#### [Directions]
Would you transcribe the listing that follows, character for character, and omit its images?

Collection entries:
---

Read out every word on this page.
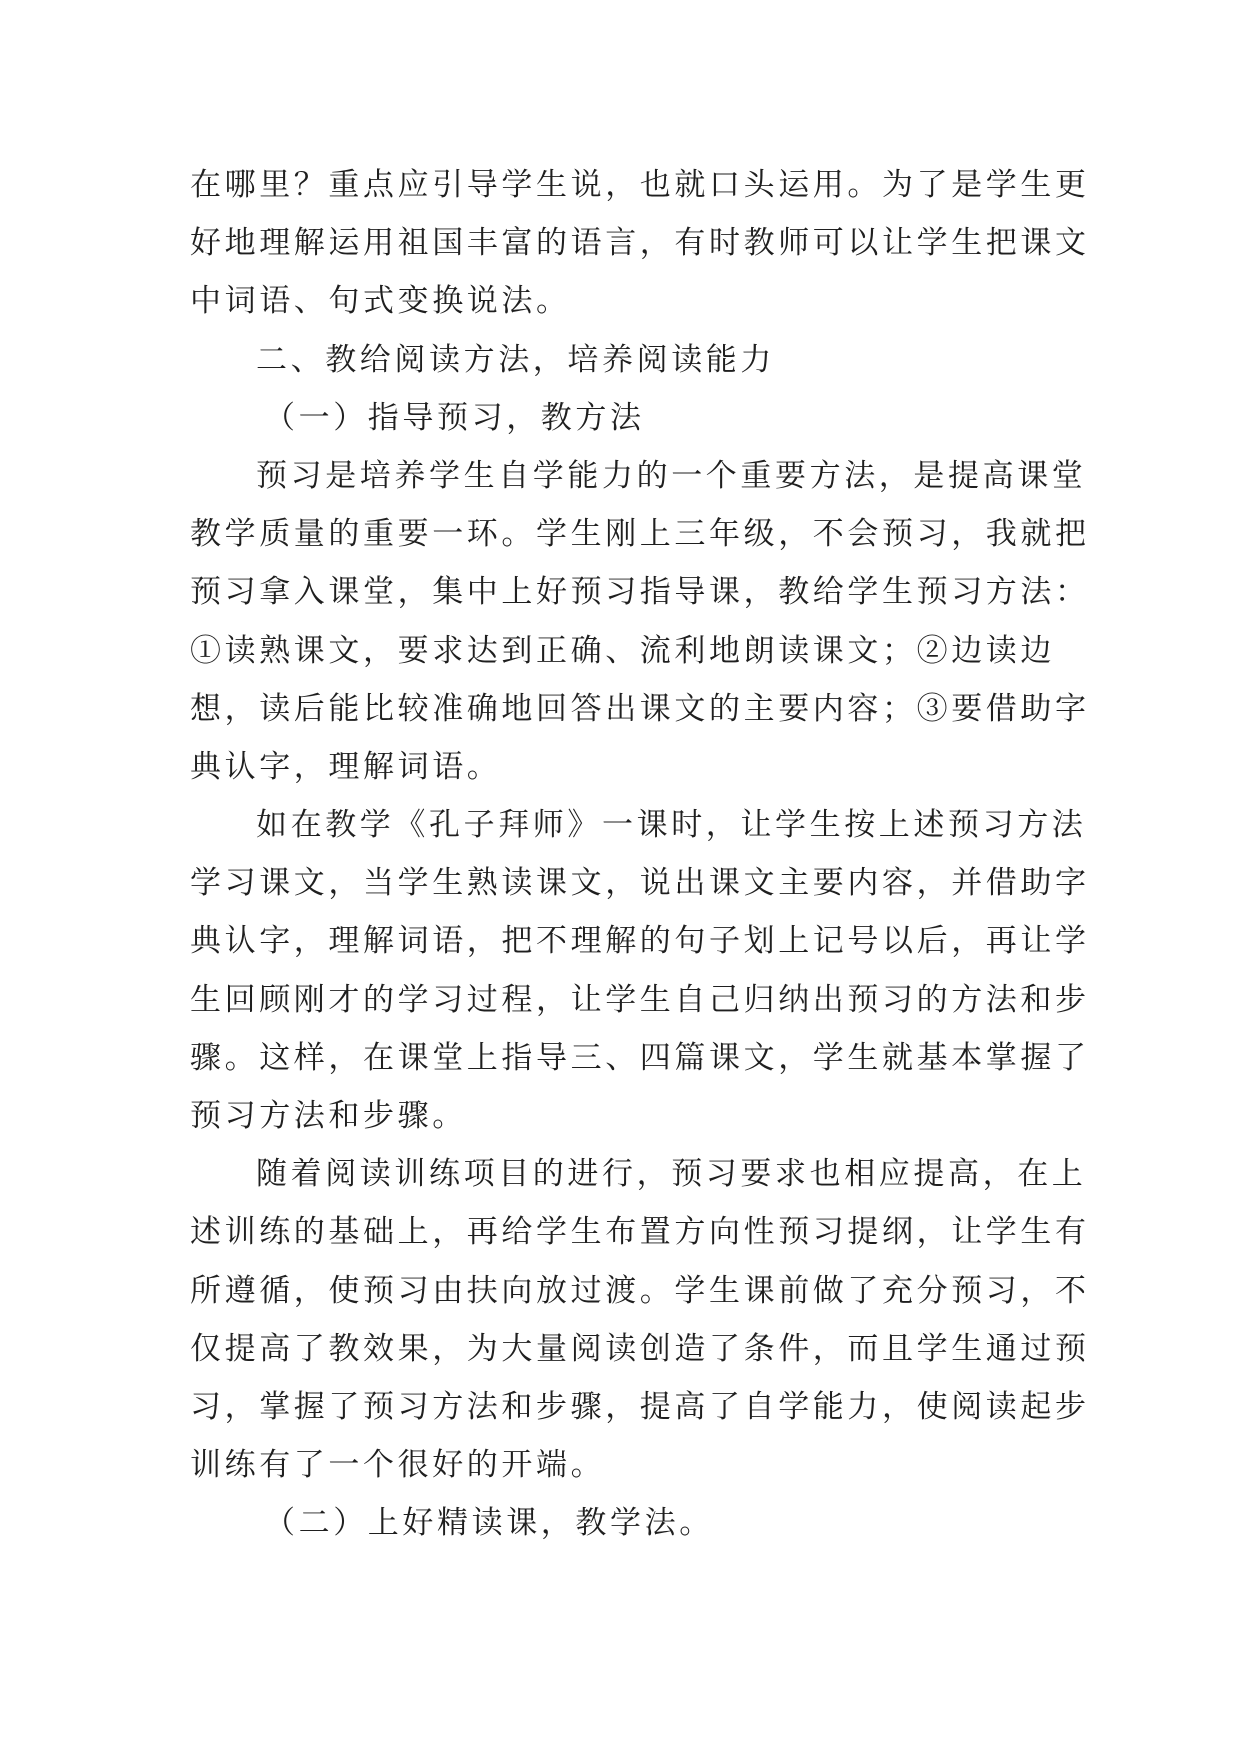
在哪里？重点应引导学生说，也就口头运用。为了是学生更
好地理解运用祖国丰富的语言，有时教师可以让学生把课文
中词语、句式变换说法。
二、教给阅读方法，培养阅读能力
（一）指导预习，教方法
预习是培养学生自学能力的一个重要方法，是提高课堂
教学质量的重要一环。学生刚上三年级，不会预习，我就把
预习拿入课堂，集中上好预习指导课，教给学生预习方法：
①读熟课文，要求达到正确、流利地朗读课文；②边读边
想，读后能比较准确地回答出课文的主要内容；③要借助字
典认字，理解词语。
如在教学《孔子拜师》一课时，让学生按上述预习方法
学习课文，当学生熟读课文，说出课文主要内容，并借助字
典认字，理解词语，把不理解的句子划上记号以后，再让学
生回顾刚才的学习过程，让学生自己归纳出预习的方法和步
骤。这样，在课堂上指导三、四篇课文，学生就基本掌握了
预习方法和步骤。
随着阅读训练项目的进行，预习要求也相应提高，在上
述训练的基础上，再给学生布置方向性预习提纲，让学生有
所遵循，使预习由扶向放过渡。学生课前做了充分预习，不
仅提高了教效果，为大量阅读创造了条件，而且学生通过预
习，掌握了预习方法和步骤，提高了自学能力，使阅读起步
训练有了一个很好的开端。
（二）上好精读课，教学法。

---

#### [Task response]
Read out every word on this page.
在哪里？重点应引导学生说，也就口头运用。为了是学生更
好地理解运用祖国丰富的语言，有时教师可以让学生把课文
中词语、句式变换说法。
二、教给阅读方法，培养阅读能力
（一）指导预习，教方法
预习是培养学生自学能力的一个重要方法，是提高课堂
教学质量的重要一环。学生刚上三年级，不会预习，我就把
预习拿入课堂，集中上好预习指导课，教给学生预习方法：
①读熟课文，要求达到正确、流利地朗读课文；②边读边
想，读后能比较准确地回答出课文的主要内容；③要借助字
典认字，理解词语。
如在教学《孔子拜师》一课时，让学生按上述预习方法
学习课文，当学生熟读课文，说出课文主要内容，并借助字
典认字，理解词语，把不理解的句子划上记号以后，再让学
生回顾刚才的学习过程，让学生自己归纳出预习的方法和步
骤。这样，在课堂上指导三、四篇课文，学生就基本掌握了
预习方法和步骤。
随着阅读训练项目的进行，预习要求也相应提高，在上
述训练的基础上，再给学生布置方向性预习提纲，让学生有
所遵循，使预习由扶向放过渡。学生课前做了充分预习，不
仅提高了教效果，为大量阅读创造了条件，而且学生通过预
习，掌握了预习方法和步骤，提高了自学能力，使阅读起步
训练有了一个很好的开端。
（二）上好精读课，教学法。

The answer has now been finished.